EXERCISE TASK
Reproduce the listing exactly and skip over any pictures.
☆ ☆ ☆ ☆ ☆
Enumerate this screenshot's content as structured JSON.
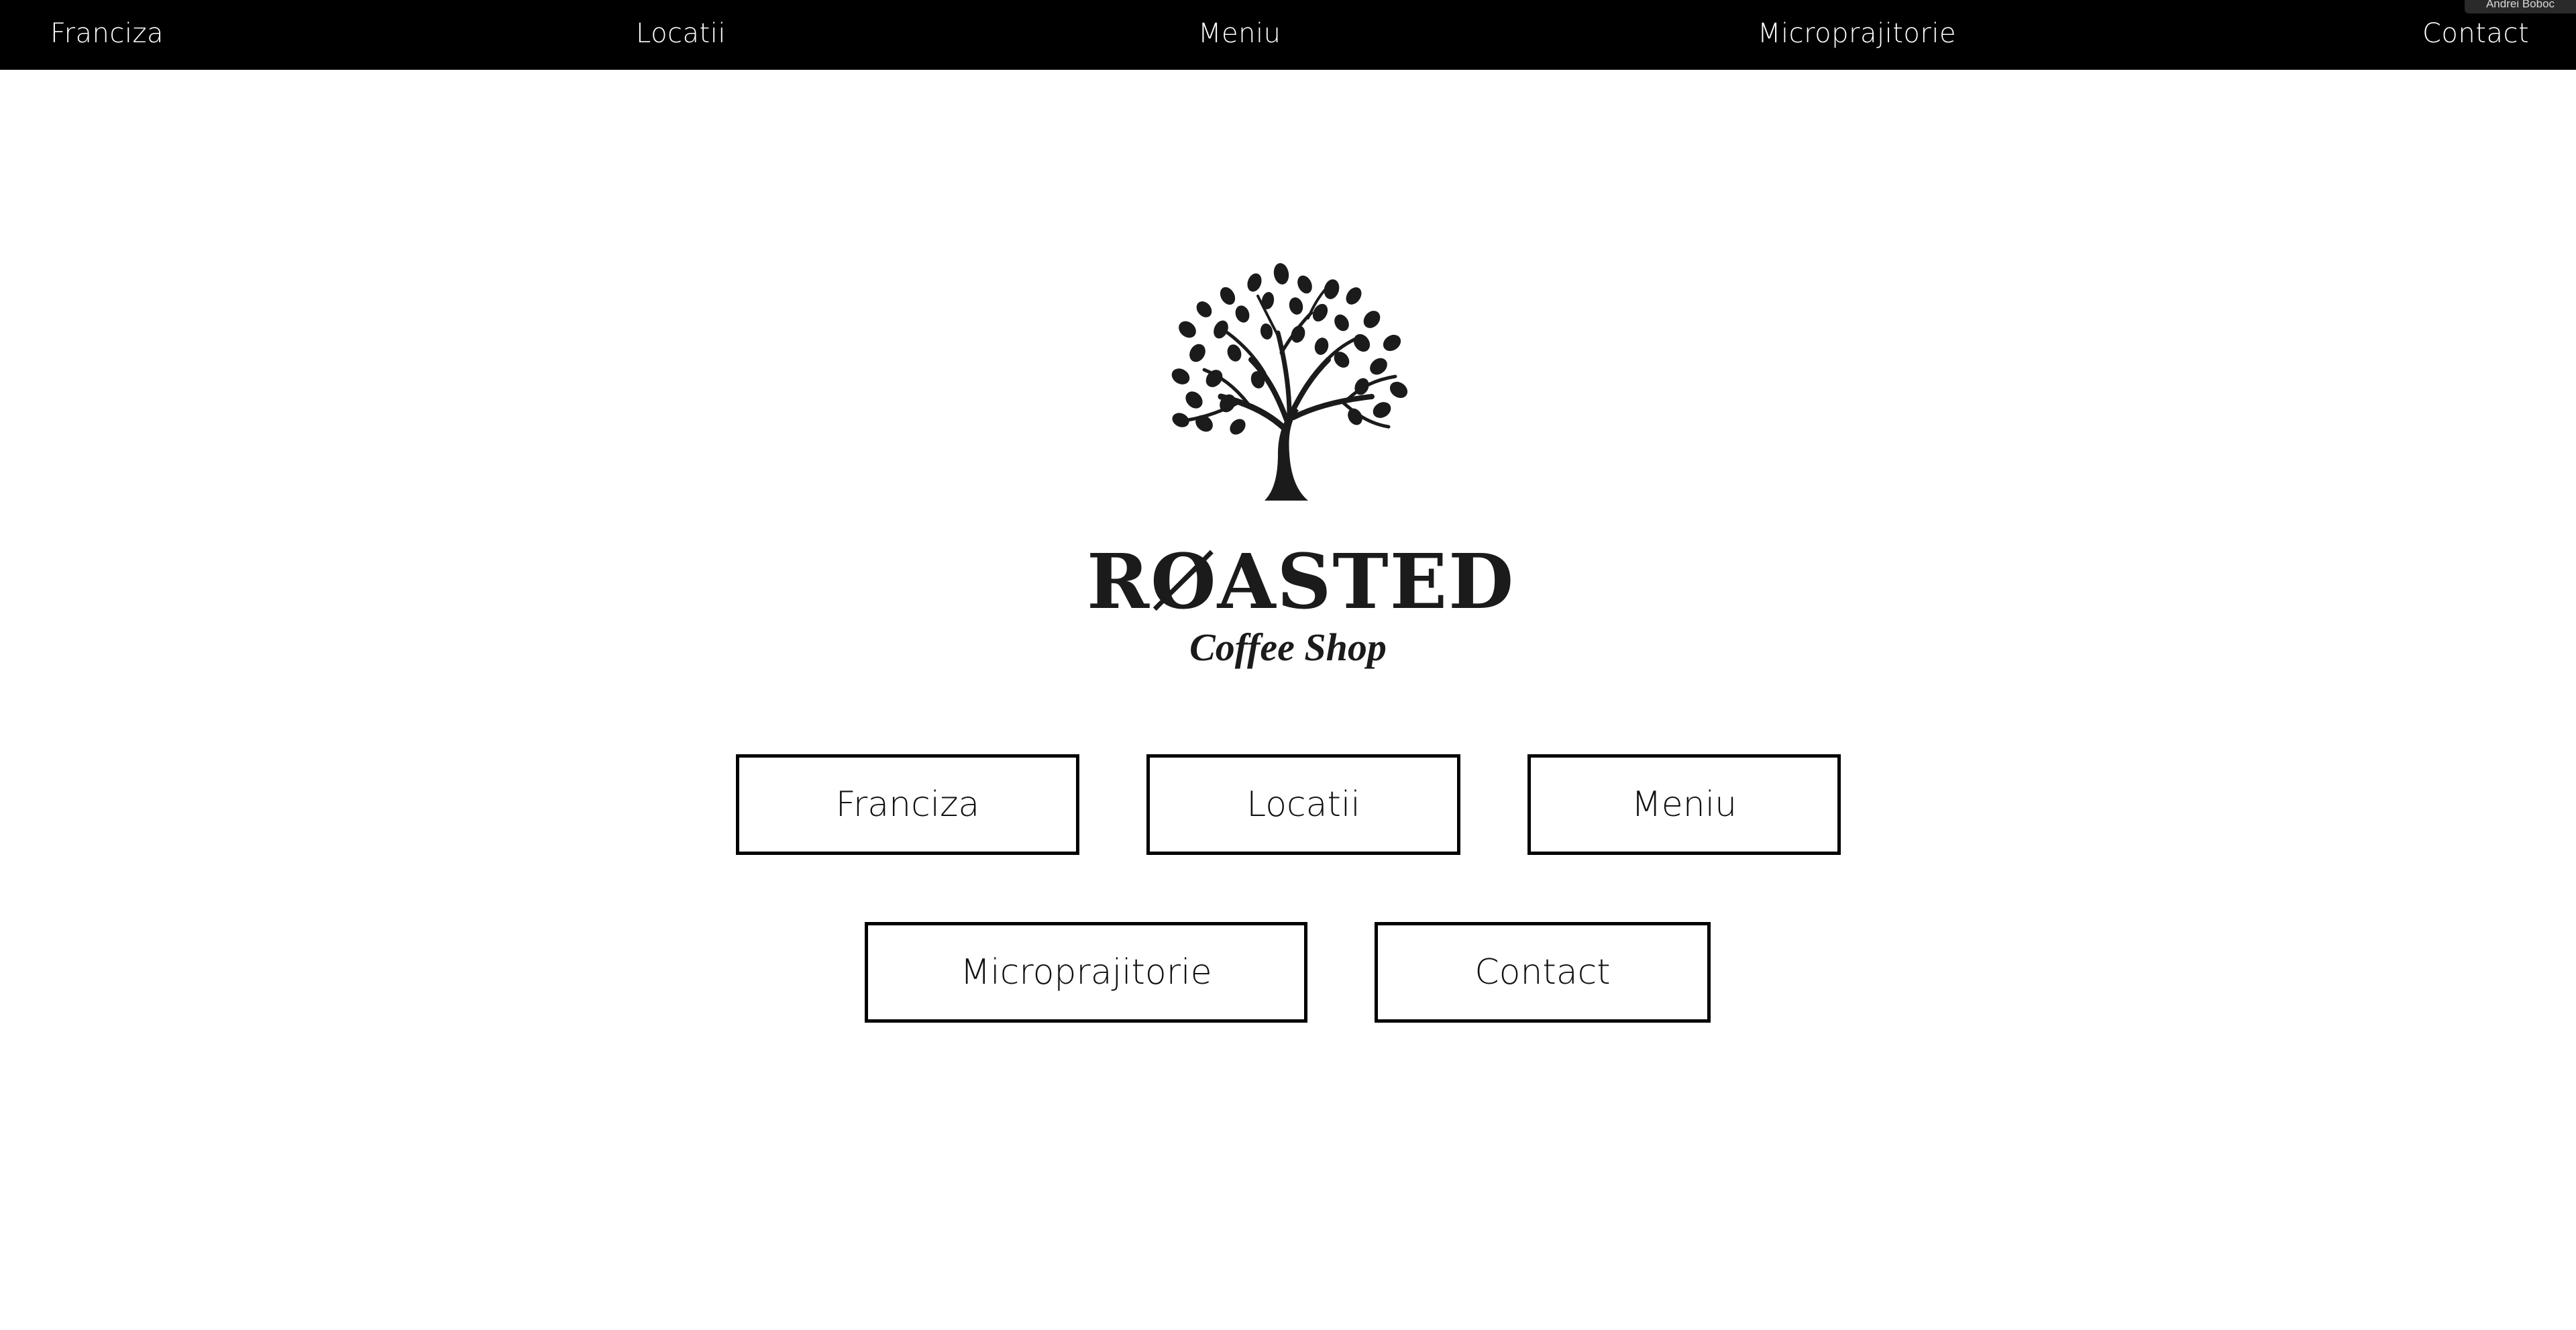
{
  "nav": {
    "items": [
      {
        "label": "Franciza"
      },
      {
        "label": "Locatii"
      },
      {
        "label": "Meniu"
      },
      {
        "label": "Microprajitorie"
      },
      {
        "label": "Contact"
      }
    ]
  },
  "user_badge": "Andrei Boboc",
  "brand": {
    "title": "RØASTED",
    "subtitle": "Coffee Shop",
    "logo_icon": "coffee-tree-icon"
  },
  "buttons": [
    {
      "label": "Franciza"
    },
    {
      "label": "Locatii"
    },
    {
      "label": "Meniu"
    },
    {
      "label": "Microprajitorie"
    },
    {
      "label": "Contact"
    }
  ],
  "colors": {
    "nav_background": "#000000",
    "nav_text": "#ffffff",
    "page_background": "#ffffff",
    "button_border": "#000000"
  }
}
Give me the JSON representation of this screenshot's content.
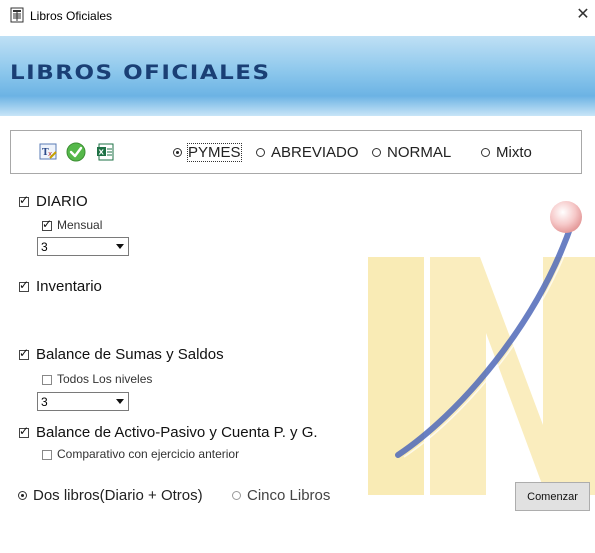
{
  "window": {
    "title": "Libros Oficiales",
    "close_glyph": "✕"
  },
  "banner": {
    "title": "LIBROS OFICIALES"
  },
  "toolbar": {
    "icons": [
      "text-document-icon",
      "green-check-icon",
      "excel-icon"
    ],
    "plan_options": [
      {
        "label": "PYMES",
        "selected": true
      },
      {
        "label": "ABREVIADO",
        "selected": false
      },
      {
        "label": "NORMAL",
        "selected": false
      },
      {
        "label": "Mixto",
        "selected": false
      }
    ]
  },
  "diario": {
    "label": "DIARIO",
    "checked": true,
    "mensual_label": "Mensual",
    "mensual_checked": true,
    "month_value": "3"
  },
  "inventario": {
    "label": "Inventario",
    "checked": true
  },
  "balance_sumas": {
    "label": "Balance de Sumas y Saldos",
    "checked": true,
    "todos_label": "Todos Los niveles",
    "todos_checked": false,
    "level_value": "3"
  },
  "balance_activo": {
    "label": "Balance de Activo-Pasivo y Cuenta P. y G.",
    "checked": true,
    "comparativo_label": "Comparativo con ejercicio anterior",
    "comparativo_checked": false
  },
  "libros": {
    "options": [
      {
        "label": "Dos libros(Diario + Otros)",
        "selected": true
      },
      {
        "label": "Cinco Libros",
        "selected": false
      }
    ]
  },
  "actions": {
    "start_label": "Comenzar"
  },
  "colors": {
    "banner_text": "#1a3f75",
    "logo_yellow": "#f8e7a8",
    "logo_blue": "#4f68b8"
  }
}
☆ ☆ ☆ ☆ ☆
RESULT OF THIS EXERCISE
Enumerate this screenshot's content as structured JSON.
{
  "nav": {
    "items": [
      {
        "label": "Franciza"
      },
      {
        "label": "Locatii"
      },
      {
        "label": "Meniu"
      },
      {
        "label": "Microprajitorie"
      },
      {
        "label": "Contact"
      }
    ]
  },
  "user_badge": "Andrei Boboc",
  "brand": {
    "title": "RØASTED",
    "subtitle": "Coffee Shop",
    "logo_icon": "coffee-tree-icon"
  },
  "buttons": [
    {
      "label": "Franciza"
    },
    {
      "label": "Locatii"
    },
    {
      "label": "Meniu"
    },
    {
      "label": "Microprajitorie"
    },
    {
      "label": "Contact"
    }
  ],
  "colors": {
    "nav_background": "#000000",
    "nav_text": "#ffffff",
    "page_background": "#ffffff",
    "button_border": "#000000"
  }
}
Give me the JSON representation of this screenshot's content.
{
  "window": {
    "title": "Libros Oficiales",
    "close_glyph": "✕"
  },
  "banner": {
    "title": "LIBROS OFICIALES"
  },
  "toolbar": {
    "icons": [
      "text-document-icon",
      "green-check-icon",
      "excel-icon"
    ],
    "plan_options": [
      {
        "label": "PYMES",
        "selected": true
      },
      {
        "label": "ABREVIADO",
        "selected": false
      },
      {
        "label": "NORMAL",
        "selected": false
      },
      {
        "label": "Mixto",
        "selected": false
      }
    ]
  },
  "diario": {
    "label": "DIARIO",
    "checked": true,
    "mensual_label": "Mensual",
    "mensual_checked": true,
    "month_value": "3"
  },
  "inventario": {
    "label": "Inventario",
    "checked": true
  },
  "balance_sumas": {
    "label": "Balance de Sumas y Saldos",
    "checked": true,
    "todos_label": "Todos Los niveles",
    "todos_checked": false,
    "level_value": "3"
  },
  "balance_activo": {
    "label": "Balance de Activo-Pasivo y Cuenta P. y G.",
    "checked": true,
    "comparativo_label": "Comparativo con ejercicio anterior",
    "comparativo_checked": false
  },
  "libros": {
    "options": [
      {
        "label": "Dos libros(Diario + Otros)",
        "selected": true
      },
      {
        "label": "Cinco Libros",
        "selected": false
      }
    ]
  },
  "actions": {
    "start_label": "Comenzar"
  },
  "colors": {
    "banner_text": "#1a3f75",
    "logo_yellow": "#f8e7a8",
    "logo_blue": "#4f68b8"
  }
}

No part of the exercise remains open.